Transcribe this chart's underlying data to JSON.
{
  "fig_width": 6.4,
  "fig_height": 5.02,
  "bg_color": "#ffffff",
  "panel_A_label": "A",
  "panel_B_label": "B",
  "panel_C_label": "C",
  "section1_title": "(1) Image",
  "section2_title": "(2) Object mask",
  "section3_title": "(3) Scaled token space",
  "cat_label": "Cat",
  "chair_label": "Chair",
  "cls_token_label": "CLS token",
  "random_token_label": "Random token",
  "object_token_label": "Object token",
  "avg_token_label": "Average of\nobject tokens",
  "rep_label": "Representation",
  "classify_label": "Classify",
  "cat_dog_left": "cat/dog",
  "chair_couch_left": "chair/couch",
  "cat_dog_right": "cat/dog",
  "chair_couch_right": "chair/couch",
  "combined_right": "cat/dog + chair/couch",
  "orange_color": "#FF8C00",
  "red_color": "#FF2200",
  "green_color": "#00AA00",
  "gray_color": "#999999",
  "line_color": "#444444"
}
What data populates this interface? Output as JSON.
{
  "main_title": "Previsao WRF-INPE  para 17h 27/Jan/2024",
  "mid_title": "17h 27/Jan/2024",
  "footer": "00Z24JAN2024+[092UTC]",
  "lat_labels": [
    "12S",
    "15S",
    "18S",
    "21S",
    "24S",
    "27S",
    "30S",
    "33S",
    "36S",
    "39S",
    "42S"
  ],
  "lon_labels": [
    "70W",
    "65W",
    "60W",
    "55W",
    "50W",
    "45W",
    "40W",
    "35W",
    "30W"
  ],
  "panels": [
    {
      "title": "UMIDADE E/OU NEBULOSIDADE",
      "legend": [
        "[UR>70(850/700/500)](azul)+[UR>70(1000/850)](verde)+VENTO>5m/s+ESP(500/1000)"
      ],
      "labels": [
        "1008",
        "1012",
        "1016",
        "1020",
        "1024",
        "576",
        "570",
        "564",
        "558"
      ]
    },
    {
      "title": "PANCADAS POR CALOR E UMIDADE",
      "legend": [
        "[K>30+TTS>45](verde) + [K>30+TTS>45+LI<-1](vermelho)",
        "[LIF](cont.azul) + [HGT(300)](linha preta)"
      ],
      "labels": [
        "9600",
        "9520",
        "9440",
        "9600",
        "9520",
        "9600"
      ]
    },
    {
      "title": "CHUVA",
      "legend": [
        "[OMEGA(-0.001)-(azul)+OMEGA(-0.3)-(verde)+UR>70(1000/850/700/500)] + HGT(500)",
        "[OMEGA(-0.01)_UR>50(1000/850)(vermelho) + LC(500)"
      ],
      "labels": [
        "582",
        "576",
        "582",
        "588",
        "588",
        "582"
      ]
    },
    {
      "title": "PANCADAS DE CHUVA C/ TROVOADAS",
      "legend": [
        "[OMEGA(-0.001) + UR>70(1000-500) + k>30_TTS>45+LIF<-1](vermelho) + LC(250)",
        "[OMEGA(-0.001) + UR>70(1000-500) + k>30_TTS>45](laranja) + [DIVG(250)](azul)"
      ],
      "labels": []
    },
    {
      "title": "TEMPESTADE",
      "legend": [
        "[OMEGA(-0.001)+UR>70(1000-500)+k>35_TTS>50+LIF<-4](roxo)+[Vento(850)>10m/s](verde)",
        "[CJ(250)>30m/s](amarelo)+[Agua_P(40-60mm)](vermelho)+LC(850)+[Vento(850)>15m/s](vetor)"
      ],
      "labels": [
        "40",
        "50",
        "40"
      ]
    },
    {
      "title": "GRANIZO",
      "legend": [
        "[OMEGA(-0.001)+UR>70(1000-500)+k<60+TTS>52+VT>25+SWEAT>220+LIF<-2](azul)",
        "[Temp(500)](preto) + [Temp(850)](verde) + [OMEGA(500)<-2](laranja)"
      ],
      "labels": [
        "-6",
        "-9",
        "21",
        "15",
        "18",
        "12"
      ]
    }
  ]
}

--- PROBLEM ---
Using the listing above, work out how many of its lines include "azul", and give only the result.

--- SOLUTION TO THIS PROBLEM ---
5